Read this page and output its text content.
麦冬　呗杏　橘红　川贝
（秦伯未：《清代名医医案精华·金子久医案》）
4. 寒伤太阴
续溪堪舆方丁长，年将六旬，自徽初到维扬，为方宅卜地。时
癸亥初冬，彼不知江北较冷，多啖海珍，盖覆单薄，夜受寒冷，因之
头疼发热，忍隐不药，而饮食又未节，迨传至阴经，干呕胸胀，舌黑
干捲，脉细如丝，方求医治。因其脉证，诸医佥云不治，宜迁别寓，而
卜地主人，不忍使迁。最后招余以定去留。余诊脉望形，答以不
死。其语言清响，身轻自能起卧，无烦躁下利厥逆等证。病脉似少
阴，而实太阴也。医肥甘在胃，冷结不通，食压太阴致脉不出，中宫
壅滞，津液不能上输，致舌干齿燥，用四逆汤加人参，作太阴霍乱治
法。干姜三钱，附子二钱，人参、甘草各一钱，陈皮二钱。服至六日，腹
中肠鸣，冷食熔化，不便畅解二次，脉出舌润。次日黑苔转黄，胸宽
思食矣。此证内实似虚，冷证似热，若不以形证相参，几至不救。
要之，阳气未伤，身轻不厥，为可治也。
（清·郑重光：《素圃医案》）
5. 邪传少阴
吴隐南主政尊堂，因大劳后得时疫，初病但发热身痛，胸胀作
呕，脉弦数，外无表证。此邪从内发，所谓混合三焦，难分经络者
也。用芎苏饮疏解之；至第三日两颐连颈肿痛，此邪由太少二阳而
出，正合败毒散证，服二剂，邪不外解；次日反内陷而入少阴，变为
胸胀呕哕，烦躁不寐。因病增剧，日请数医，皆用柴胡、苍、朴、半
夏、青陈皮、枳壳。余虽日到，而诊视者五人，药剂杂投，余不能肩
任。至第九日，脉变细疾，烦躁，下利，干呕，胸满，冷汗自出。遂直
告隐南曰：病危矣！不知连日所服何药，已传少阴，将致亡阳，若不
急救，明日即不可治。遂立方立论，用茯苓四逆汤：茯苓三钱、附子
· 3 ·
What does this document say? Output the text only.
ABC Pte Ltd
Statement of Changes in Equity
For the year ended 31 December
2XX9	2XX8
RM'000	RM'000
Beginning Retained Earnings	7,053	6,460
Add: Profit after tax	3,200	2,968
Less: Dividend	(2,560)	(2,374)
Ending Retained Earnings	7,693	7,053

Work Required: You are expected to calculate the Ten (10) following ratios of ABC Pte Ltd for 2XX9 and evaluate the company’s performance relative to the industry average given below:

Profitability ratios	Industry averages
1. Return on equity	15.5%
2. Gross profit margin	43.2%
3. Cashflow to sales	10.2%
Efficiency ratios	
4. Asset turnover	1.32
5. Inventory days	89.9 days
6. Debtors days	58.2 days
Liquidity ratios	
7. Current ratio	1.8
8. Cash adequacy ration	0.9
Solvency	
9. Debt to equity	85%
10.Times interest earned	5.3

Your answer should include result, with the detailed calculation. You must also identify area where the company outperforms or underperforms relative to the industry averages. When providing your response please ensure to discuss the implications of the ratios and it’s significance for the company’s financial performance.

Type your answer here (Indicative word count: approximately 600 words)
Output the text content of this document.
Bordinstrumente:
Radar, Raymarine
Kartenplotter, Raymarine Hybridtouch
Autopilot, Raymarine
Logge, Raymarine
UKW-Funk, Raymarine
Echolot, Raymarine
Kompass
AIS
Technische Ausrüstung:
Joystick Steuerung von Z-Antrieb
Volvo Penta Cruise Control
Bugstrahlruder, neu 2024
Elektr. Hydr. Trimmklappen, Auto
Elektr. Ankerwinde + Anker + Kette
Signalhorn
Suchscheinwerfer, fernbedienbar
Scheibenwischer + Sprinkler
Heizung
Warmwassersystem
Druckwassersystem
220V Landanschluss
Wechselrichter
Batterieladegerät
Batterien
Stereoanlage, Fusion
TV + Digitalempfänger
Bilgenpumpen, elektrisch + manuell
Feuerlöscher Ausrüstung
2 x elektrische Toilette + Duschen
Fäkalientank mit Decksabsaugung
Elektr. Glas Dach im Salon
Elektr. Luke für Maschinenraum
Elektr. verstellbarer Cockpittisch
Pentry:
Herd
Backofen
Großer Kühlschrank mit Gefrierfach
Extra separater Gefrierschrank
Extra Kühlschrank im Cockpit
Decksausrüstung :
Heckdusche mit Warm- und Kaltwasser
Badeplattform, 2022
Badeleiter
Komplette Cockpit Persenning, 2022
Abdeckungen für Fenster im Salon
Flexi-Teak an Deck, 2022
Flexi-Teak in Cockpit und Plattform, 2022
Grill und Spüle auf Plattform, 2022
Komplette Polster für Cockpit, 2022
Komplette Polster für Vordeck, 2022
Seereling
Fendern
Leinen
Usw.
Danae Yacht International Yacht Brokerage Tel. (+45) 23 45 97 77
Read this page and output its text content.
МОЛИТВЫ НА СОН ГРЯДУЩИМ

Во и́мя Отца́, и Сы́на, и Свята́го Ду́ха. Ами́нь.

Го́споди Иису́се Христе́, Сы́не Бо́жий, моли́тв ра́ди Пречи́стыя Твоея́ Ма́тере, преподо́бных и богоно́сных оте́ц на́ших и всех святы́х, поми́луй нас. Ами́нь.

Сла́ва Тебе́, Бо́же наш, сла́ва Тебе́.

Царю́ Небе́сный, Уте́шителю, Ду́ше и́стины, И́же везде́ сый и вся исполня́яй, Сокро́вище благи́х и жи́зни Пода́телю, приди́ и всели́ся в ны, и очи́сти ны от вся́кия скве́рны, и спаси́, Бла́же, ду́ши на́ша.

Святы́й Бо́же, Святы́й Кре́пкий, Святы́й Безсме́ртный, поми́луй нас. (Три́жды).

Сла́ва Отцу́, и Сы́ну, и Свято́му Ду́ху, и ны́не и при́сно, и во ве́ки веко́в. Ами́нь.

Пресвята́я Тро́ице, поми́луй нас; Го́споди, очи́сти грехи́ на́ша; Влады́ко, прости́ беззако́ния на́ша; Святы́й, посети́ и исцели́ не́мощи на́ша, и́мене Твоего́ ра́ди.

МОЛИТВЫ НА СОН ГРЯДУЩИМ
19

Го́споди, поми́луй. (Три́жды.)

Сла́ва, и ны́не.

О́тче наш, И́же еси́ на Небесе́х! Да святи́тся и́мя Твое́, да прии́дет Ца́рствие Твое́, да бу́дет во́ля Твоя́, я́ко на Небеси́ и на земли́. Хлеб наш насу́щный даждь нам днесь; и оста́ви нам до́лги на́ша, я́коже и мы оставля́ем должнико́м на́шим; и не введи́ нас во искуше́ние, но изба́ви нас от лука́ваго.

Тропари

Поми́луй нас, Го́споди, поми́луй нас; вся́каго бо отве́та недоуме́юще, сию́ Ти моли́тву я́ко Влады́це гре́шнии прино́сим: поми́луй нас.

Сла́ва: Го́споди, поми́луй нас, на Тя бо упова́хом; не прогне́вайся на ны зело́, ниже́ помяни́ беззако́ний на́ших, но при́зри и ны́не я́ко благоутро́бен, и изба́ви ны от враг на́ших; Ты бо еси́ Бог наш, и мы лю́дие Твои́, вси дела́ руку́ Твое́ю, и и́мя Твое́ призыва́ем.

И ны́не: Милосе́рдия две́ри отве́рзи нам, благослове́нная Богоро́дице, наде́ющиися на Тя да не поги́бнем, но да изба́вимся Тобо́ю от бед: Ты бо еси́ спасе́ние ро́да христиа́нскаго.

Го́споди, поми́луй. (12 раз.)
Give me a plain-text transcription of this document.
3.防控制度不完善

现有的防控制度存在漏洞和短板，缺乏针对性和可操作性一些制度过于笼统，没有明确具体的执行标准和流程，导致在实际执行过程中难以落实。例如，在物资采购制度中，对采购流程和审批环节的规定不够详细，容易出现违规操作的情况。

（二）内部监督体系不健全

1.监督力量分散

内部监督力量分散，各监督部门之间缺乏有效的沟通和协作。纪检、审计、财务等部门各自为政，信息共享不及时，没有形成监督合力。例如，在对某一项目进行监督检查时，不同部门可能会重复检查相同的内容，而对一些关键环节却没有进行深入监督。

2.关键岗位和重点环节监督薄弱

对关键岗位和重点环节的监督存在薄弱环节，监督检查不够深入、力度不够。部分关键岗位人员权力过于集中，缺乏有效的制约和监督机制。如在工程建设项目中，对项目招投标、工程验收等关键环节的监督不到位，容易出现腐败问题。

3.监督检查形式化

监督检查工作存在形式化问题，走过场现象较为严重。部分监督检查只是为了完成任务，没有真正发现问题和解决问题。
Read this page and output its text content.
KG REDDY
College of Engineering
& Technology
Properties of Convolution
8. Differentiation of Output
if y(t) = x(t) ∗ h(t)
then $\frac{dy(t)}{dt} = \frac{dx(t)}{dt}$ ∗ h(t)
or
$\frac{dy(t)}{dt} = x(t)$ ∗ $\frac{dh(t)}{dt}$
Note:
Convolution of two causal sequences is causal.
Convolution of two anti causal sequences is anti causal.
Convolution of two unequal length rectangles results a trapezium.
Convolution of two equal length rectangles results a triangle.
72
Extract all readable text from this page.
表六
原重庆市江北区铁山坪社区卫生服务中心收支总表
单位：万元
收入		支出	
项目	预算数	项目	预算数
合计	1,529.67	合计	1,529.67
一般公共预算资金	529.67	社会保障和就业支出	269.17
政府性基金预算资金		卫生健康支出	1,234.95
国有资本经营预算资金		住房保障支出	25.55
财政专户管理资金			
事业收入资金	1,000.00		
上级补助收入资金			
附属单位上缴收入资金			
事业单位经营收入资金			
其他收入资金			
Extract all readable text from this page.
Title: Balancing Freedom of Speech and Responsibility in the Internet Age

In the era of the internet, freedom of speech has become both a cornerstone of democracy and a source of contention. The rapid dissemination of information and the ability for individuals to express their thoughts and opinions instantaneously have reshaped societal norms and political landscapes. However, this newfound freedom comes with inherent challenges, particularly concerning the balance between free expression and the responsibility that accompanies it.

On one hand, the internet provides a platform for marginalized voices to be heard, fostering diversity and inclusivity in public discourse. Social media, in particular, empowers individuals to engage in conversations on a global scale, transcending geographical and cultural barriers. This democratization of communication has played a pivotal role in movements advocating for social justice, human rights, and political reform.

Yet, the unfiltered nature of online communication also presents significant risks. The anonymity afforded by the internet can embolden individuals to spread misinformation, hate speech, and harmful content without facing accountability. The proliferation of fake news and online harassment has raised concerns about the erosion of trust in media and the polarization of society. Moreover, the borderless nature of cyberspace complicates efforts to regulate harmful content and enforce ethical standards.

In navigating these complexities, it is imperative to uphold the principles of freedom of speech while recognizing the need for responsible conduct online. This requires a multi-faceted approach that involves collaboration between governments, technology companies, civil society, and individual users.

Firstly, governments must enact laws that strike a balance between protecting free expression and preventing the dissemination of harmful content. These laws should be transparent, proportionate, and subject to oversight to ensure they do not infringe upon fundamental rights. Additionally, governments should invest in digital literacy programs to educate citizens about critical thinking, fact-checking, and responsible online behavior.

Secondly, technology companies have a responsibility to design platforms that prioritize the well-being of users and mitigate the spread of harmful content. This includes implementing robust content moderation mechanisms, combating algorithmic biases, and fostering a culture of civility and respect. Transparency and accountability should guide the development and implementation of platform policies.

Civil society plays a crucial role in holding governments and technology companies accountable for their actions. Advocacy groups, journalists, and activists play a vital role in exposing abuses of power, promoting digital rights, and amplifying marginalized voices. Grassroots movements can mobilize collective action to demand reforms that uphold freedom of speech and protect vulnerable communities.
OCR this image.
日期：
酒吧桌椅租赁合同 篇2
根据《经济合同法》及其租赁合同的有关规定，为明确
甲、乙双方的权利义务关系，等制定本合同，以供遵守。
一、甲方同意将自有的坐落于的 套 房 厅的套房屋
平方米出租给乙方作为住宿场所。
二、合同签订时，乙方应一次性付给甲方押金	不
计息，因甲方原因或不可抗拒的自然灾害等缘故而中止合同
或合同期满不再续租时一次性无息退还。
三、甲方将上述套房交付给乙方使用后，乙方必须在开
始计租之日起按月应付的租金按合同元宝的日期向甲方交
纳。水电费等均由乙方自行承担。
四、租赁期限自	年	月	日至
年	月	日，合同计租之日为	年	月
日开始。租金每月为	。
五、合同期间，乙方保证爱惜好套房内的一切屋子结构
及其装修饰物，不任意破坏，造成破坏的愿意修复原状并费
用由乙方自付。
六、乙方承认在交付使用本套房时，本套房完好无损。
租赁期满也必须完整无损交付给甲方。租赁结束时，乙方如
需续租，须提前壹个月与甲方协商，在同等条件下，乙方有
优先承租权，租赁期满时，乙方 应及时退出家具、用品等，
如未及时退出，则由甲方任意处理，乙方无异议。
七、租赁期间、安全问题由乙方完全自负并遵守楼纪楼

★ ★ ★

- WORK TO DO
Copy every line of the listing that contains the word "Teak".

- EXERCISE RESULT
Flexi-Teak an Deck, 2022
Flexi-Teak in Cockpit und Plattform, 2022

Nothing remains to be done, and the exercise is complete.